(Dataset items)
+ + +
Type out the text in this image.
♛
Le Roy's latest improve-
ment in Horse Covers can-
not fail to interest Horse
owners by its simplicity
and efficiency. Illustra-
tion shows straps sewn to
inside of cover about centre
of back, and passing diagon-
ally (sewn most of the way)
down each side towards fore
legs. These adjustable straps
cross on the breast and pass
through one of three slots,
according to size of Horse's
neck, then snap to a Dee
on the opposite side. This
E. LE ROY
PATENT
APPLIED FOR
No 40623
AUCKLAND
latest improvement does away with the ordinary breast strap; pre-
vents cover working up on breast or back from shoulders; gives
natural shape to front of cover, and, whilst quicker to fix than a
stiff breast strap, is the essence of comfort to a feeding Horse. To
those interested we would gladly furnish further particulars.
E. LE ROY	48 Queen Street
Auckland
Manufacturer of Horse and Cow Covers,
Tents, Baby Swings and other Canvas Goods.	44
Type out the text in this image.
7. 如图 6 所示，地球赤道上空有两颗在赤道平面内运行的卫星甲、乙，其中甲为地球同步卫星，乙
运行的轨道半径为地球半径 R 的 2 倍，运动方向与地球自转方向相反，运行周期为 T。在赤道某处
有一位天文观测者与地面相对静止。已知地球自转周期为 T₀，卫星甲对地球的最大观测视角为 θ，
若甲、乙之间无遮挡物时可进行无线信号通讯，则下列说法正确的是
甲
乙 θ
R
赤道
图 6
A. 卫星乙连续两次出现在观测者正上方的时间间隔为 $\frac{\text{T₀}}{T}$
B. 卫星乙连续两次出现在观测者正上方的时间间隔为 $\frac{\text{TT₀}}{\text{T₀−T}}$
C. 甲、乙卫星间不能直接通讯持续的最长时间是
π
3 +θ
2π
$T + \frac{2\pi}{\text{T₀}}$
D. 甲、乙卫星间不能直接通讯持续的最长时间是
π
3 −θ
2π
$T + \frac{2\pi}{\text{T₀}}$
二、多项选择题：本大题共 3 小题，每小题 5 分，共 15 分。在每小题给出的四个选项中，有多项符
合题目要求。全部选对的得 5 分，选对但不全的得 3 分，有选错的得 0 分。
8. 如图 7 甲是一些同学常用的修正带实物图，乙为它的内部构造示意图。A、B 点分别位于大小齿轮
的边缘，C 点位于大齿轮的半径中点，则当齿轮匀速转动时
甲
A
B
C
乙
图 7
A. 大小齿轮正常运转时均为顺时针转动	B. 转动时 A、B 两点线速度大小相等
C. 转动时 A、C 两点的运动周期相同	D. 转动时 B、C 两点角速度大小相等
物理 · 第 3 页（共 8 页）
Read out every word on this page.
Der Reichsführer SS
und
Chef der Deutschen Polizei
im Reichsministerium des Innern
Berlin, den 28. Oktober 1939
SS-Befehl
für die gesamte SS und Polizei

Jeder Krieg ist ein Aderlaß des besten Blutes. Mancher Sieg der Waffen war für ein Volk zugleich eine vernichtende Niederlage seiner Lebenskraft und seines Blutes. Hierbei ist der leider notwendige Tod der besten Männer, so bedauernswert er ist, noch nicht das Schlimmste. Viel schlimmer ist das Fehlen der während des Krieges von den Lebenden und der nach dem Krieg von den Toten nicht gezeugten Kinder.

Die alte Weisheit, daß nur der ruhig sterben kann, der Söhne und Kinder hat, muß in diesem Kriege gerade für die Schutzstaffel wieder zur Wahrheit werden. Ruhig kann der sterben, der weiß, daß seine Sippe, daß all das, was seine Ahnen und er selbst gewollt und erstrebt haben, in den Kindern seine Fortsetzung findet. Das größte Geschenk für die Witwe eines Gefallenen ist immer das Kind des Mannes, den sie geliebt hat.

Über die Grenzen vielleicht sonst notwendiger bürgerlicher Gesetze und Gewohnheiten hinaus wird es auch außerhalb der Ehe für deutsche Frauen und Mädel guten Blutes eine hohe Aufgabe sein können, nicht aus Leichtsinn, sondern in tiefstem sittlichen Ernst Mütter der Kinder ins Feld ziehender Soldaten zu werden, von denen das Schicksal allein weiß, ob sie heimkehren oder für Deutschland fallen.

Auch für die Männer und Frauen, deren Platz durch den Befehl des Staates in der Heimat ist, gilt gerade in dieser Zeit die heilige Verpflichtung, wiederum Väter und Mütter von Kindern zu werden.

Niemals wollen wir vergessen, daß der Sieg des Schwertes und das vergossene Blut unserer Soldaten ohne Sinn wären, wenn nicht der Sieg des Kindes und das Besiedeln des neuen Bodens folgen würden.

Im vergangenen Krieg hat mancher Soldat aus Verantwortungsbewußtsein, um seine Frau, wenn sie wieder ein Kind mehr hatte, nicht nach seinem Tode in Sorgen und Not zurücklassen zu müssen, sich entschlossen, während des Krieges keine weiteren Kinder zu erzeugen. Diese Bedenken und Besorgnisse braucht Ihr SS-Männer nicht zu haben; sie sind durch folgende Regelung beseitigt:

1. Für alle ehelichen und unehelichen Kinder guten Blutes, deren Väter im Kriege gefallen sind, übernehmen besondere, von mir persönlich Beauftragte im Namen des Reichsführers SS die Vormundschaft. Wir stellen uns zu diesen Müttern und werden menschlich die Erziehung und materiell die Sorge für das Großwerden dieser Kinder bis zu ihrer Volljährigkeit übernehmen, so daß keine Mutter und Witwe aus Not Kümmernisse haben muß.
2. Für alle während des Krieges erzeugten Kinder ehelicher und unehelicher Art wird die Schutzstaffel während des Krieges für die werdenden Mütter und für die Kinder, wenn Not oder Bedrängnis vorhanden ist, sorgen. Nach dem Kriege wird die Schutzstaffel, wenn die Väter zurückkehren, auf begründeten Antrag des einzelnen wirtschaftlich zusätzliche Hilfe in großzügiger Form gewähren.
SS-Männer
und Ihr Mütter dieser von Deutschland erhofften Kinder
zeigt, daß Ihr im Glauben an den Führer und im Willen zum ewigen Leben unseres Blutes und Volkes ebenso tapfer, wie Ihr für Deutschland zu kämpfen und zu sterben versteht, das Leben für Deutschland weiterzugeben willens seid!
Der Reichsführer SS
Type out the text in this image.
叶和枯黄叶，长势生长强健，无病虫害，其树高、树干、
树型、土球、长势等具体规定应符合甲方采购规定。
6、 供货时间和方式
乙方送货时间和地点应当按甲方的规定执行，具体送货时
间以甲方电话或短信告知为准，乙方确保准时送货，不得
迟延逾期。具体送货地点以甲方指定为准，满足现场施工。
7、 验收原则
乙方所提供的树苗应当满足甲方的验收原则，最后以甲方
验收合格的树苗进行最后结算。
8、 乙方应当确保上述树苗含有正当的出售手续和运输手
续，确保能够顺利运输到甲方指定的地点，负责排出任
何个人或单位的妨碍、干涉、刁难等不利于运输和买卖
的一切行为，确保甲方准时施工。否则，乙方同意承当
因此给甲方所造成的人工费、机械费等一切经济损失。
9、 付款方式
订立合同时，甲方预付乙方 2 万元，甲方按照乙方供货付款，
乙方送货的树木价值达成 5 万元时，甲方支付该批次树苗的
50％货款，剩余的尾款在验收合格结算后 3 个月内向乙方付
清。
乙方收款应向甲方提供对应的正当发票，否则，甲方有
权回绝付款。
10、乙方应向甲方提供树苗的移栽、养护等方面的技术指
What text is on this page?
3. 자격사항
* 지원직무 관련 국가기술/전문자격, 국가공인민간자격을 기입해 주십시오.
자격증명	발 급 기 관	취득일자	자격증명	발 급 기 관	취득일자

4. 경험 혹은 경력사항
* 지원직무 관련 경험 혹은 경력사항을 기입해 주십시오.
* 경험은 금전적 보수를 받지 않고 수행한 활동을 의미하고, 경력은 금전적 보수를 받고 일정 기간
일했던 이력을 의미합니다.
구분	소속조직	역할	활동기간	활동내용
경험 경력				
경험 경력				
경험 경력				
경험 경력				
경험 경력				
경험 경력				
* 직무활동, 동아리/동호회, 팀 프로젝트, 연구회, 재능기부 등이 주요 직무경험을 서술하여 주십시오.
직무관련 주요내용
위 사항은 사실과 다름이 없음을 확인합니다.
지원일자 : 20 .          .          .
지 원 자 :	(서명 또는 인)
+ + +
| Exercise instructions |
On how many lines does the word "Horse" appear? Answer with only the number.

| Exercise response |
5